Record excerpts.
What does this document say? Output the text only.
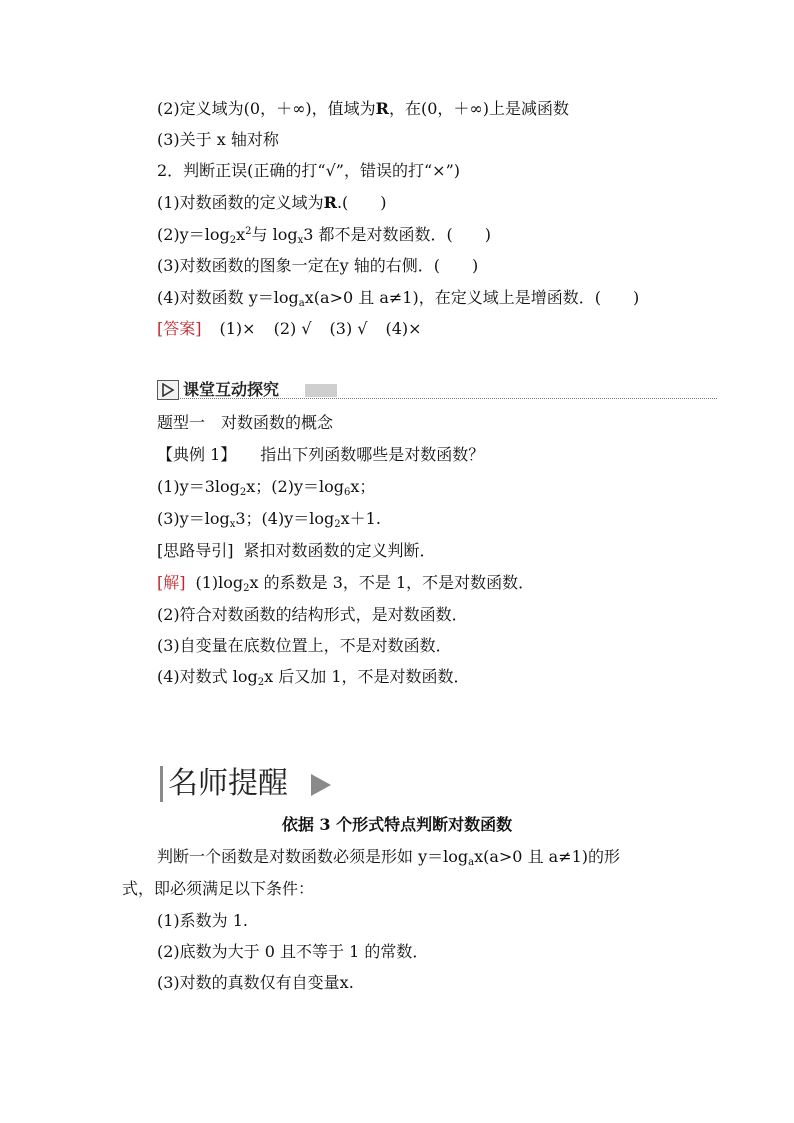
(2)定义域为(0，＋∞)，值域为R，在(0，＋∞)上是减函数
(3)关于 x 轴对称
2．判断正误(正确的打“√”，错误的打“×”)
(1)对数函数的定义域为R.(　　)
$(2)y=\log_2x^2$与 $\log_x3$ 都不是对数函数．(　　)
(3)对数函数的图象一定在y 轴的右侧．(　　)
(4)对数函数 $y=\log_ax(a>0$ 且 a≠1)，在定义域上是增函数．(　　)
[答案] (1)× (2) √ (3) √ (4)×
课堂互动探究
题型一　对数函数的概念
【典例 1】 指出下列函数哪些是对数函数？
$(1)y=3\log_2x$；$(2)y=\log_6x$；
$(3)y=\log_x3$；$(4)y=\log_2x+1$.
[思路导引] 紧扣对数函数的定义判断．
[解] $(1)\log_2x$ 的系数是 3，不是 1，不是对数函数．
(2)符合对数函数的结构形式，是对数函数．
(3)自变量在底数位置上，不是对数函数．
(4)对数式 $\log_2x$ 后又加 1，不是对数函数．
名师提醒
依据 3 个形式特点判断对数函数
判断一个函数是对数函数必须是形如 $y=\log_ax(a>0$ 且 a≠1)的形
式，即必须满足以下条件：
(1)系数为 1.
(2)底数为大于 0 且不等于 1 的常数．
(3)对数的真数仅有自变量x.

Aim of the task.
Every entry above needs to be retyped exactly; drop the pictures.

Finished task.
What does this document say? Output the text only.
(2)定义域为(0，＋∞)，值域为R，在(0，＋∞)上是减函数
(3)关于 x 轴对称
2．判断正误(正确的打“√”，错误的打“×”)
(1)对数函数的定义域为R.(　　)
$(2)y=\log_2x^2$与 $\log_x3$ 都不是对数函数．(　　)
(3)对数函数的图象一定在y 轴的右侧．(　　)
(4)对数函数 $y=\log_ax(a>0$ 且 a≠1)，在定义域上是增函数．(　　)
[答案] (1)× (2) √ (3) √ (4)×
课堂互动探究
题型一　对数函数的概念
【典例 1】 指出下列函数哪些是对数函数？
$(1)y=3\log_2x$；$(2)y=\log_6x$；
$(3)y=\log_x3$；$(4)y=\log_2x+1$.
[思路导引] 紧扣对数函数的定义判断．
[解] $(1)\log_2x$ 的系数是 3，不是 1，不是对数函数．
(2)符合对数函数的结构形式，是对数函数．
(3)自变量在底数位置上，不是对数函数．
(4)对数式 $\log_2x$ 后又加 1，不是对数函数．
名师提醒
依据 3 个形式特点判断对数函数
判断一个函数是对数函数必须是形如 $y=\log_ax(a>0$ 且 a≠1)的形
式，即必须满足以下条件：
(1)系数为 1.
(2)底数为大于 0 且不等于 1 的常数．
(3)对数的真数仅有自变量x.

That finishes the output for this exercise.